== WORK TO BE COMPLETED ==
Do not carry the pictures over; copy every other part of the entries exactly.

(Saved entries)
────

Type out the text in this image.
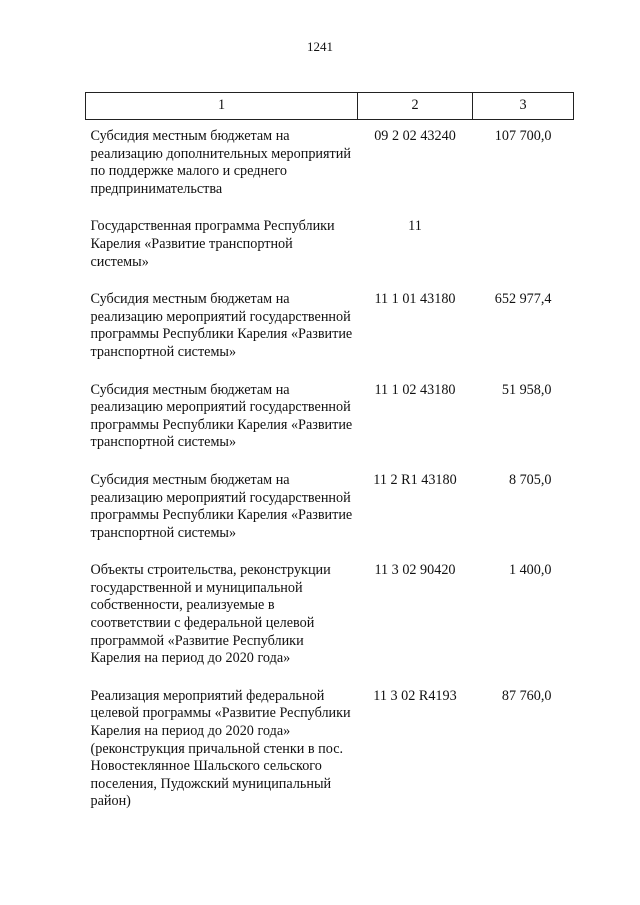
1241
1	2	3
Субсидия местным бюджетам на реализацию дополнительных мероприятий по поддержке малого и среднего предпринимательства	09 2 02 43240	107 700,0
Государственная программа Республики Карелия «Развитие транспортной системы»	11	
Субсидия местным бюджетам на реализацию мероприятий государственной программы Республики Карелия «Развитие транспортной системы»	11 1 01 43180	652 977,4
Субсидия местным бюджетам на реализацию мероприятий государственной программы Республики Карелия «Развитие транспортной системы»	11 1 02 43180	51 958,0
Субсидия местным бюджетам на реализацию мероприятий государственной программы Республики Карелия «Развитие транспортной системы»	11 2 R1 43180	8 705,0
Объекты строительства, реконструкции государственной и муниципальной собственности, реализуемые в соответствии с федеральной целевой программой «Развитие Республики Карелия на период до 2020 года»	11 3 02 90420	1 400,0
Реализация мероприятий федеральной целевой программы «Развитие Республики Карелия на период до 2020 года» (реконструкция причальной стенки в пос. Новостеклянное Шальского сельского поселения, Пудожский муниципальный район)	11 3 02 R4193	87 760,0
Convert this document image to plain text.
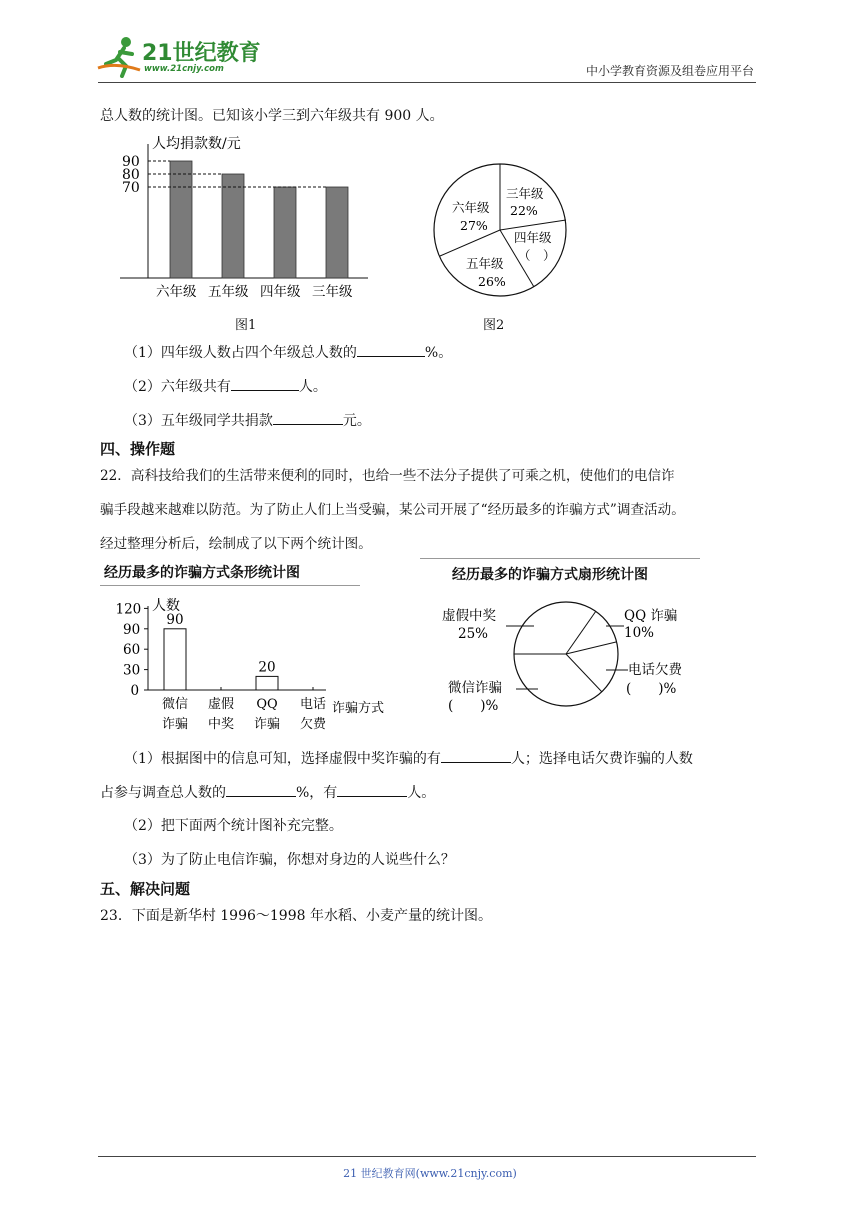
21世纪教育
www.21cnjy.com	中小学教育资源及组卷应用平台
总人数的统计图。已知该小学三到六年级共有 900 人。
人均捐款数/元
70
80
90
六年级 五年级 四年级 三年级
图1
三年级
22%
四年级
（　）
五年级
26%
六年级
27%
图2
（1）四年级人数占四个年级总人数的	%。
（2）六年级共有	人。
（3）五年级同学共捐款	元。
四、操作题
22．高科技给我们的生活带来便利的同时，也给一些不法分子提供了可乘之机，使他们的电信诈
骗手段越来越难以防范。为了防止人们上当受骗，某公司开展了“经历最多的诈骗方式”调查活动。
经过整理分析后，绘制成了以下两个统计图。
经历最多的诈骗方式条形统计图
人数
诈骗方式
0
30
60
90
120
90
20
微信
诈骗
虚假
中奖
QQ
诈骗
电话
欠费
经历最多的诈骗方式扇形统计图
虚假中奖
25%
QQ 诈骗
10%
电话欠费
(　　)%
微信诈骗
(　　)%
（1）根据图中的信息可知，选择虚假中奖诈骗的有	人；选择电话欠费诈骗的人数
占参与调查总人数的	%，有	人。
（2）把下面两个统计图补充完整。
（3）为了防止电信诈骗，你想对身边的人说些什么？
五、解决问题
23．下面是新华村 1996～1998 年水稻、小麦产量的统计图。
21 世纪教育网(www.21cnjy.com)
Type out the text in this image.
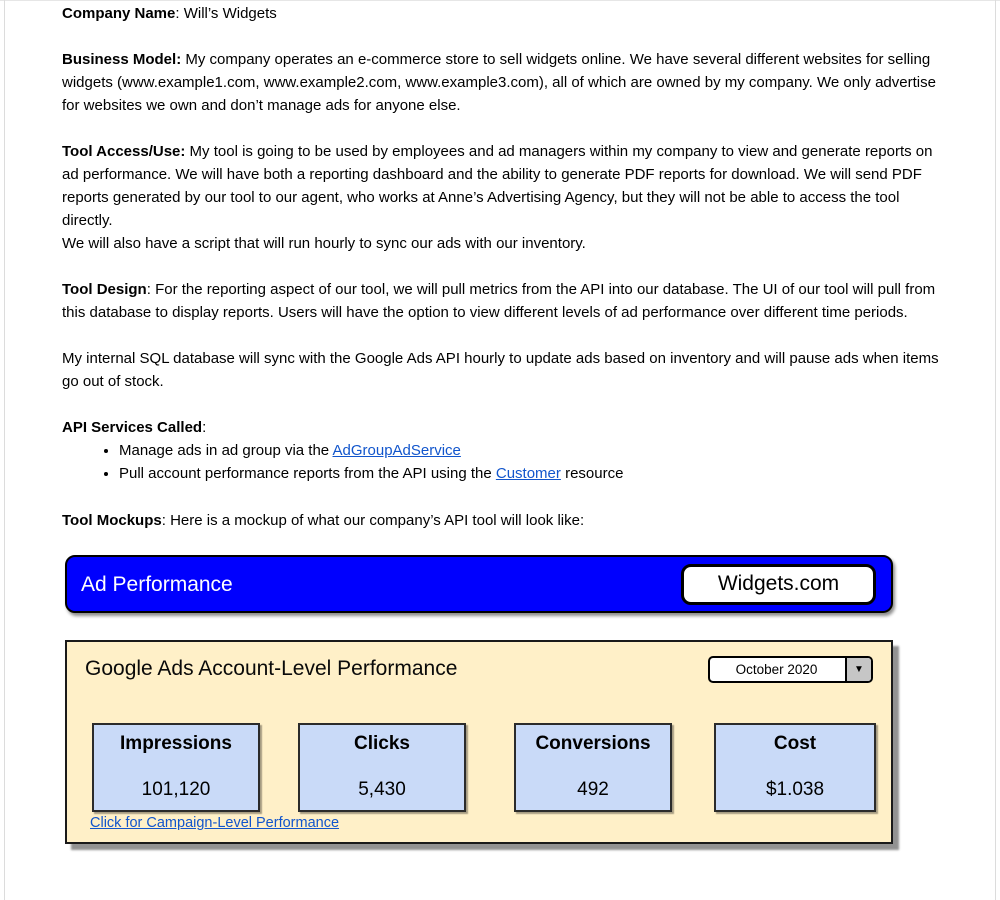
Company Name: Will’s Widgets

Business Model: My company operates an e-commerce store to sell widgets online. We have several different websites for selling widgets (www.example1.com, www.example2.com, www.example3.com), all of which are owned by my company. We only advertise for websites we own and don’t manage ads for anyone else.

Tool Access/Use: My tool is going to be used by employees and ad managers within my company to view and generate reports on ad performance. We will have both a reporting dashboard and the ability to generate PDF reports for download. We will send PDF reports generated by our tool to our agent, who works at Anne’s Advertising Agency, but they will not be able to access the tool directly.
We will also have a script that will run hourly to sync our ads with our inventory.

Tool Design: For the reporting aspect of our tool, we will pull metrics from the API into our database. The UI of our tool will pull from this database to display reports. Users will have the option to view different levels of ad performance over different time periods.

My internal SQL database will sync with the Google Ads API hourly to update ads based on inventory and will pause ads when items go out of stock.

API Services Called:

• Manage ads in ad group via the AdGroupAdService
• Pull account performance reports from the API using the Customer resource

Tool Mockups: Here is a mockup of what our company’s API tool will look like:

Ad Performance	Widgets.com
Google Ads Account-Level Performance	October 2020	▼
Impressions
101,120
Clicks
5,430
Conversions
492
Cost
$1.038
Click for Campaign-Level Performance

────

== RESPONSE TO THE TASK ==
Type out the text in this image.
1241
1	2	3
Субсидия местным бюджетам на реализацию дополнительных мероприятий по поддержке малого и среднего предпринимательства	09 2 02 43240	107 700,0
Государственная программа Республики Карелия «Развитие транспортной системы»	11	
Субсидия местным бюджетам на реализацию мероприятий государственной программы Республики Карелия «Развитие транспортной системы»	11 1 01 43180	652 977,4
Субсидия местным бюджетам на реализацию мероприятий государственной программы Республики Карелия «Развитие транспортной системы»	11 1 02 43180	51 958,0
Субсидия местным бюджетам на реализацию мероприятий государственной программы Республики Карелия «Развитие транспортной системы»	11 2 R1 43180	8 705,0
Объекты строительства, реконструкции государственной и муниципальной собственности, реализуемые в соответствии с федеральной целевой программой «Развитие Республики Карелия на период до 2020 года»	11 3 02 90420	1 400,0
Реализация мероприятий федеральной целевой программы «Развитие Республики Карелия на период до 2020 года» (реконструкция причальной стенки в пос. Новостеклянное Шальского сельского поселения, Пудожский муниципальный район)	11 3 02 R4193	87 760,0
Convert this document image to plain text.
21世纪教育
www.21cnjy.com	中小学教育资源及组卷应用平台
总人数的统计图。已知该小学三到六年级共有 900 人。
人均捐款数/元
70
80
90
六年级 五年级 四年级 三年级
图1
三年级
22%
四年级
（　）
五年级
26%
六年级
27%
图2
（1）四年级人数占四个年级总人数的	%。
（2）六年级共有	人。
（3）五年级同学共捐款	元。
四、操作题
22．高科技给我们的生活带来便利的同时，也给一些不法分子提供了可乘之机，使他们的电信诈
骗手段越来越难以防范。为了防止人们上当受骗，某公司开展了“经历最多的诈骗方式”调查活动。
经过整理分析后，绘制成了以下两个统计图。
经历最多的诈骗方式条形统计图
人数
诈骗方式
0
30
60
90
120
90
20
微信
诈骗
虚假
中奖
QQ
诈骗
电话
欠费
经历最多的诈骗方式扇形统计图
虚假中奖
25%
QQ 诈骗
10%
电话欠费
(　　)%
微信诈骗
(　　)%
（1）根据图中的信息可知，选择虚假中奖诈骗的有	人；选择电话欠费诈骗的人数
占参与调查总人数的	%，有	人。
（2）把下面两个统计图补充完整。
（3）为了防止电信诈骗，你想对身边的人说些什么？
五、解决问题
23．下面是新华村 1996～1998 年水稻、小麦产量的统计图。
21 世纪教育网(www.21cnjy.com)
Type out the text in this image.
Company Name: Will’s Widgets

Business Model: My company operates an e-commerce store to sell widgets online. We have several different websites for selling widgets (www.example1.com, www.example2.com, www.example3.com), all of which are owned by my company. We only advertise for websites we own and don’t manage ads for anyone else.

Tool Access/Use: My tool is going to be used by employees and ad managers within my company to view and generate reports on ad performance. We will have both a reporting dashboard and the ability to generate PDF reports for download. We will send PDF reports generated by our tool to our agent, who works at Anne’s Advertising Agency, but they will not be able to access the tool directly.
We will also have a script that will run hourly to sync our ads with our inventory.

Tool Design: For the reporting aspect of our tool, we will pull metrics from the API into our database. The UI of our tool will pull from this database to display reports. Users will have the option to view different levels of ad performance over different time periods.

My internal SQL database will sync with the Google Ads API hourly to update ads based on inventory and will pause ads when items go out of stock.

API Services Called:

• Manage ads in ad group via the AdGroupAdService
• Pull account performance reports from the API using the Customer resource

Tool Mockups: Here is a mockup of what our company’s API tool will look like:

Ad Performance	Widgets.com
Google Ads Account-Level Performance	October 2020	▼
Impressions
101,120
Clicks
5,430
Conversions
492
Cost
$1.038
Click for Campaign-Level Performance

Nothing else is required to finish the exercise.